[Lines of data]
•••

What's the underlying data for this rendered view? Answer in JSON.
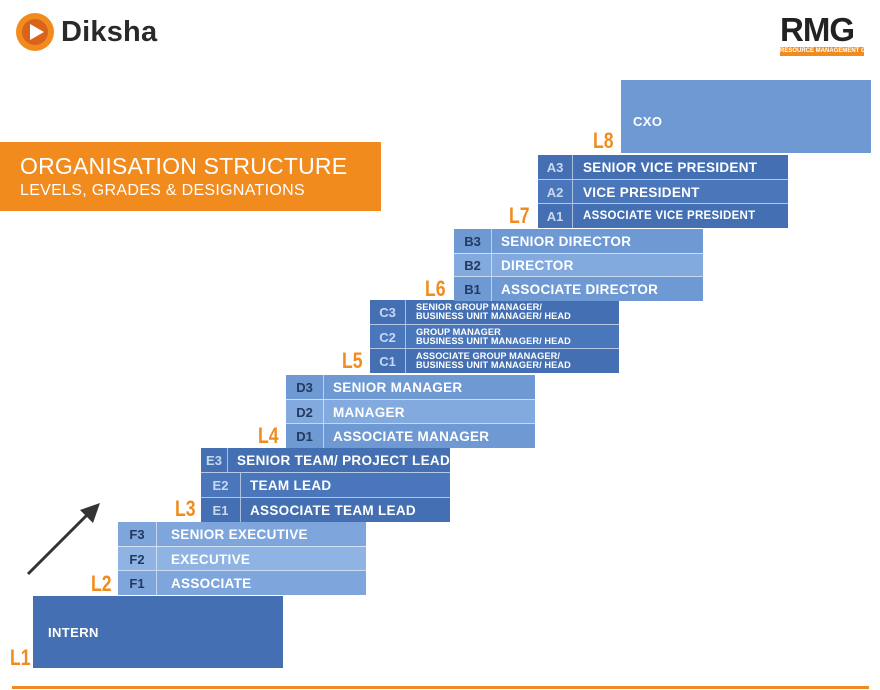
{
  "header": {
    "brand_name": "Diksha",
    "partner_logo": "RMG",
    "partner_tagline": "RESOURCE MANAGEMENT GROUP"
  },
  "title": {
    "main": "ORGANISATION STRUCTURE",
    "subtitle": "LEVELS, GRADES & DESIGNATIONS"
  },
  "colors": {
    "accent": "#f28b1e",
    "blue_dark": "#4470b3",
    "blue_mid": "#5a86c8",
    "blue_light": "#7ea6dc",
    "text_dark": "#233a60"
  },
  "levels": {
    "L1": {
      "label": "L1",
      "designation": "INTERN"
    },
    "L2": {
      "label": "L2",
      "rows": [
        {
          "grade": "F3",
          "title": "SENIOR EXECUTIVE"
        },
        {
          "grade": "F2",
          "title": "EXECUTIVE"
        },
        {
          "grade": "F1",
          "title": "ASSOCIATE"
        }
      ]
    },
    "L3": {
      "label": "L3",
      "rows": [
        {
          "grade": "E3",
          "title": "SENIOR TEAM/ PROJECT LEAD"
        },
        {
          "grade": "E2",
          "title": "TEAM LEAD"
        },
        {
          "grade": "E1",
          "title": "ASSOCIATE TEAM LEAD"
        }
      ]
    },
    "L4": {
      "label": "L4",
      "rows": [
        {
          "grade": "D3",
          "title": "SENIOR MANAGER"
        },
        {
          "grade": "D2",
          "title": "MANAGER"
        },
        {
          "grade": "D1",
          "title": "ASSOCIATE MANAGER"
        }
      ]
    },
    "L5": {
      "label": "L5",
      "rows": [
        {
          "grade": "C3",
          "line1": "SENIOR GROUP MANAGER/",
          "line2": "BUSINESS UNIT MANAGER/ HEAD"
        },
        {
          "grade": "C2",
          "line1": "GROUP MANAGER",
          "line2": "BUSINESS UNIT MANAGER/ HEAD"
        },
        {
          "grade": "C1",
          "line1": "ASSOCIATE GROUP MANAGER/",
          "line2": "BUSINESS UNIT MANAGER/ HEAD"
        }
      ]
    },
    "L6": {
      "label": "L6",
      "rows": [
        {
          "grade": "B3",
          "title": "SENIOR DIRECTOR"
        },
        {
          "grade": "B2",
          "title": "DIRECTOR"
        },
        {
          "grade": "B1",
          "title": "ASSOCIATE DIRECTOR"
        }
      ]
    },
    "L7": {
      "label": "L7",
      "rows": [
        {
          "grade": "A3",
          "title": "SENIOR VICE PRESIDENT"
        },
        {
          "grade": "A2",
          "title": "VICE PRESIDENT"
        },
        {
          "grade": "A1",
          "title": "ASSOCIATE VICE PRESIDENT"
        }
      ]
    },
    "L8": {
      "label": "L8",
      "designation": "CXO"
    }
  }
}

•••

Write out the listing above exactly as it stands, pictures excluded.

## PROBLEM SOLUTION
What's the underlying data for this rendered view? Answer in JSON.
{
  "header": {
    "brand_name": "Diksha",
    "partner_logo": "RMG",
    "partner_tagline": "RESOURCE MANAGEMENT GROUP"
  },
  "title": {
    "main": "ORGANISATION STRUCTURE",
    "subtitle": "LEVELS, GRADES & DESIGNATIONS"
  },
  "colors": {
    "accent": "#f28b1e",
    "blue_dark": "#4470b3",
    "blue_mid": "#5a86c8",
    "blue_light": "#7ea6dc",
    "text_dark": "#233a60"
  },
  "levels": {
    "L1": {
      "label": "L1",
      "designation": "INTERN"
    },
    "L2": {
      "label": "L2",
      "rows": [
        {
          "grade": "F3",
          "title": "SENIOR EXECUTIVE"
        },
        {
          "grade": "F2",
          "title": "EXECUTIVE"
        },
        {
          "grade": "F1",
          "title": "ASSOCIATE"
        }
      ]
    },
    "L3": {
      "label": "L3",
      "rows": [
        {
          "grade": "E3",
          "title": "SENIOR TEAM/ PROJECT LEAD"
        },
        {
          "grade": "E2",
          "title": "TEAM LEAD"
        },
        {
          "grade": "E1",
          "title": "ASSOCIATE TEAM LEAD"
        }
      ]
    },
    "L4": {
      "label": "L4",
      "rows": [
        {
          "grade": "D3",
          "title": "SENIOR MANAGER"
        },
        {
          "grade": "D2",
          "title": "MANAGER"
        },
        {
          "grade": "D1",
          "title": "ASSOCIATE MANAGER"
        }
      ]
    },
    "L5": {
      "label": "L5",
      "rows": [
        {
          "grade": "C3",
          "line1": "SENIOR GROUP MANAGER/",
          "line2": "BUSINESS UNIT MANAGER/ HEAD"
        },
        {
          "grade": "C2",
          "line1": "GROUP MANAGER",
          "line2": "BUSINESS UNIT MANAGER/ HEAD"
        },
        {
          "grade": "C1",
          "line1": "ASSOCIATE GROUP MANAGER/",
          "line2": "BUSINESS UNIT MANAGER/ HEAD"
        }
      ]
    },
    "L6": {
      "label": "L6",
      "rows": [
        {
          "grade": "B3",
          "title": "SENIOR DIRECTOR"
        },
        {
          "grade": "B2",
          "title": "DIRECTOR"
        },
        {
          "grade": "B1",
          "title": "ASSOCIATE DIRECTOR"
        }
      ]
    },
    "L7": {
      "label": "L7",
      "rows": [
        {
          "grade": "A3",
          "title": "SENIOR VICE PRESIDENT"
        },
        {
          "grade": "A2",
          "title": "VICE PRESIDENT"
        },
        {
          "grade": "A1",
          "title": "ASSOCIATE VICE PRESIDENT"
        }
      ]
    },
    "L8": {
      "label": "L8",
      "designation": "CXO"
    }
  }
}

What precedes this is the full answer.